EXERCISE DIRECTIONS – Review the material and extract every line in which the word "title" occurs.

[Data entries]
>> START
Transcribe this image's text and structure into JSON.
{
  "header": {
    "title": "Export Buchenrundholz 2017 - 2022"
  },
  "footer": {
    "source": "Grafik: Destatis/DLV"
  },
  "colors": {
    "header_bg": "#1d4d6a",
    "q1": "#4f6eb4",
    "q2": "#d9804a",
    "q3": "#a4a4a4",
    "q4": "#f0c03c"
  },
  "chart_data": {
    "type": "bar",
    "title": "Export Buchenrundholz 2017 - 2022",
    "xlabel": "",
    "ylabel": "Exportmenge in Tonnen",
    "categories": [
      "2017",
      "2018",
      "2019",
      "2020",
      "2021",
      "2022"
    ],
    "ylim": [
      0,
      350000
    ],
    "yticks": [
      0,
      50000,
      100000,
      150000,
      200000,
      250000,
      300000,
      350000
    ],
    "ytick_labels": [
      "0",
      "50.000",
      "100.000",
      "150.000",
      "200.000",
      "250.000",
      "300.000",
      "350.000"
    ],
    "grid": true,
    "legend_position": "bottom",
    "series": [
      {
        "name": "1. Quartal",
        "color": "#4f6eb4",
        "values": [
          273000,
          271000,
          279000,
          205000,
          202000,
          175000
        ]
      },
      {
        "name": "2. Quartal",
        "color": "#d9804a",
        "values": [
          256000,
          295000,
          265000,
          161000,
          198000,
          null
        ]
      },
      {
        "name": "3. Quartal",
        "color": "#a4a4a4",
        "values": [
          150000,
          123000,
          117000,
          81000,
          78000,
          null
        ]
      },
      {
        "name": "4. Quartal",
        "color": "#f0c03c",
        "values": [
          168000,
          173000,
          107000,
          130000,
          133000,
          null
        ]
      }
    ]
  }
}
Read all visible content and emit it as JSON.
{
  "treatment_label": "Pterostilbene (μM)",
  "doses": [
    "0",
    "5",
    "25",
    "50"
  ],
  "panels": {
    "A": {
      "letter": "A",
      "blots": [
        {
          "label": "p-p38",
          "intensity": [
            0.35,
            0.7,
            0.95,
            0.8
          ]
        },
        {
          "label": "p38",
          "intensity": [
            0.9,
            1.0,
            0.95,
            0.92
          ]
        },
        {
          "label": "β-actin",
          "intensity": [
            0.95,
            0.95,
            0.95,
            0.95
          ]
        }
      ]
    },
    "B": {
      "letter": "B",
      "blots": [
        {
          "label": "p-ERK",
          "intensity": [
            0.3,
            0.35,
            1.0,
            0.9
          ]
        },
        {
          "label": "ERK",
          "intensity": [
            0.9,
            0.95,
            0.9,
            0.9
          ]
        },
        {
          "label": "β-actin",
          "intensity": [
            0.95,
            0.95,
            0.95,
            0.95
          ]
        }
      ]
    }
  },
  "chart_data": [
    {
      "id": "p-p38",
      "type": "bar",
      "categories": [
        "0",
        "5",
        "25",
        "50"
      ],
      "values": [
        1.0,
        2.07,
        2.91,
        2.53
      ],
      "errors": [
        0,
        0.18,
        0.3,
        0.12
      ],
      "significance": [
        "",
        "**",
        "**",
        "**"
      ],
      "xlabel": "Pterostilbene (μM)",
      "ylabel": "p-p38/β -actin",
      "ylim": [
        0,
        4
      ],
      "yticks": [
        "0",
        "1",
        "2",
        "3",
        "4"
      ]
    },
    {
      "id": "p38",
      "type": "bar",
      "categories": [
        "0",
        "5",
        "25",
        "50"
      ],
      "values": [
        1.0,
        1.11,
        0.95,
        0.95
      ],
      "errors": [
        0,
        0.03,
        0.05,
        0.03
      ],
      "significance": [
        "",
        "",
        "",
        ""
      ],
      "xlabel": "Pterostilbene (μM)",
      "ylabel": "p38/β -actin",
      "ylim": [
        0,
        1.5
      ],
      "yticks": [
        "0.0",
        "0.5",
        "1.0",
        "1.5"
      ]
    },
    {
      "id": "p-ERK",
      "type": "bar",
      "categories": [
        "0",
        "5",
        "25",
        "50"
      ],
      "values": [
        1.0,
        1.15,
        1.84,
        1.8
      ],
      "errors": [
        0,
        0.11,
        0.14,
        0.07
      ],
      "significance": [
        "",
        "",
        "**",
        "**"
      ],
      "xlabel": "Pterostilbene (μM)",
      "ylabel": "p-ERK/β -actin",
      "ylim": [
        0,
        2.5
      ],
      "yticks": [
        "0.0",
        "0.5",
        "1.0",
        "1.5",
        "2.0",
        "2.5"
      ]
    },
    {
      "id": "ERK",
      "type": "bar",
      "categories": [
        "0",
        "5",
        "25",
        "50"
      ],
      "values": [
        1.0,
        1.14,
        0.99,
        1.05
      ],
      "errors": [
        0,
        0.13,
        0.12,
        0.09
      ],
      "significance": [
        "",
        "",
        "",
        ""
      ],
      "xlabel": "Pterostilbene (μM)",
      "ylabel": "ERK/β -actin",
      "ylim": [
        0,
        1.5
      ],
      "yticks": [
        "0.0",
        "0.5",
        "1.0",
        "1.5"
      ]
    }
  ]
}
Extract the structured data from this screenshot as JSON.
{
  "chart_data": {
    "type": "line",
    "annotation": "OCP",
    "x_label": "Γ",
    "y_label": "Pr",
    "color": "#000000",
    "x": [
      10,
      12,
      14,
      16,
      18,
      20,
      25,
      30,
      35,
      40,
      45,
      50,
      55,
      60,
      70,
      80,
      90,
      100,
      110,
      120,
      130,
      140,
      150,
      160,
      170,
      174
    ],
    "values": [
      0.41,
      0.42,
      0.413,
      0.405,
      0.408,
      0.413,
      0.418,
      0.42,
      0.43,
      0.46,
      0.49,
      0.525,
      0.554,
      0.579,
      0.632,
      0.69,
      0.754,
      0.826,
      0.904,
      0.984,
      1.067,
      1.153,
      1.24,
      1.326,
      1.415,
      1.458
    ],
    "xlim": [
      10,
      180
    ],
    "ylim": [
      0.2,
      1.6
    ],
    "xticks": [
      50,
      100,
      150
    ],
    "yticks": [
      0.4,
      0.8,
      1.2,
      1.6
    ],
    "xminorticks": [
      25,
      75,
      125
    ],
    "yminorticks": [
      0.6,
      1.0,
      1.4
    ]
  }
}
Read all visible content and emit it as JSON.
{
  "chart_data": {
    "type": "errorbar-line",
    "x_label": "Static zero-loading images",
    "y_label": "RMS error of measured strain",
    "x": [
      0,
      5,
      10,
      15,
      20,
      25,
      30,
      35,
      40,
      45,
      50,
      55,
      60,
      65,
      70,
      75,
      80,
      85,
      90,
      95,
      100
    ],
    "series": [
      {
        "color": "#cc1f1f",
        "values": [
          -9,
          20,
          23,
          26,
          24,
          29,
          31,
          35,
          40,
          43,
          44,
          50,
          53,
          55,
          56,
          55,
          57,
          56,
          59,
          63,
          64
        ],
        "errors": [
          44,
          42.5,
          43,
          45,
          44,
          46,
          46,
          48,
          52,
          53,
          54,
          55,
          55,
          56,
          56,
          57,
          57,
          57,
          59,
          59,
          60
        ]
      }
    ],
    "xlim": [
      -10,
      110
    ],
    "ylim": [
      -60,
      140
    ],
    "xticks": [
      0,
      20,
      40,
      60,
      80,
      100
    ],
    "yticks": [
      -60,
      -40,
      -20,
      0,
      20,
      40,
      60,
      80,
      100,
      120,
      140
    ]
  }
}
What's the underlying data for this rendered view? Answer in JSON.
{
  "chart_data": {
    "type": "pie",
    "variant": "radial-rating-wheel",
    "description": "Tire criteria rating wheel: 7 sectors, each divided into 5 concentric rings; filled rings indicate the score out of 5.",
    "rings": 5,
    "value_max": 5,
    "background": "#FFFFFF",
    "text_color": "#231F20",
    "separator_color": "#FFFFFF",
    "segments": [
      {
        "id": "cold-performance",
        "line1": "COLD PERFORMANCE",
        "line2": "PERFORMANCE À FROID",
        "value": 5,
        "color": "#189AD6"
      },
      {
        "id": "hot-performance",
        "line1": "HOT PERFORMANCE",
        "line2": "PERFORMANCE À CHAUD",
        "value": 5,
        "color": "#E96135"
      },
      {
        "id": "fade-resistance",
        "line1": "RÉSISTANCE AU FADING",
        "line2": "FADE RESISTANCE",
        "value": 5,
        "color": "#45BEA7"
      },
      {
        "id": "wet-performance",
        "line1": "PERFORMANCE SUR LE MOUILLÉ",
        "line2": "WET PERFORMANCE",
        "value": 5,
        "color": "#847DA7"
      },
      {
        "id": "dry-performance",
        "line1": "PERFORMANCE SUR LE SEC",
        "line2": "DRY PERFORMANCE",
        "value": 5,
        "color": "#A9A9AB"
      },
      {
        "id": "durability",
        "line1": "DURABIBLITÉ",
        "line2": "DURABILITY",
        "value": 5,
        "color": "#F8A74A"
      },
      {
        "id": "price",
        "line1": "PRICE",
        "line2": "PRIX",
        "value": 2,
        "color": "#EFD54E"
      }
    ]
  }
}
>> END
TASK SOLUTION –
    "title": "Export Buchenrundholz 2017 - 2022"
    "title": "Export Buchenrundholz 2017 - 2022",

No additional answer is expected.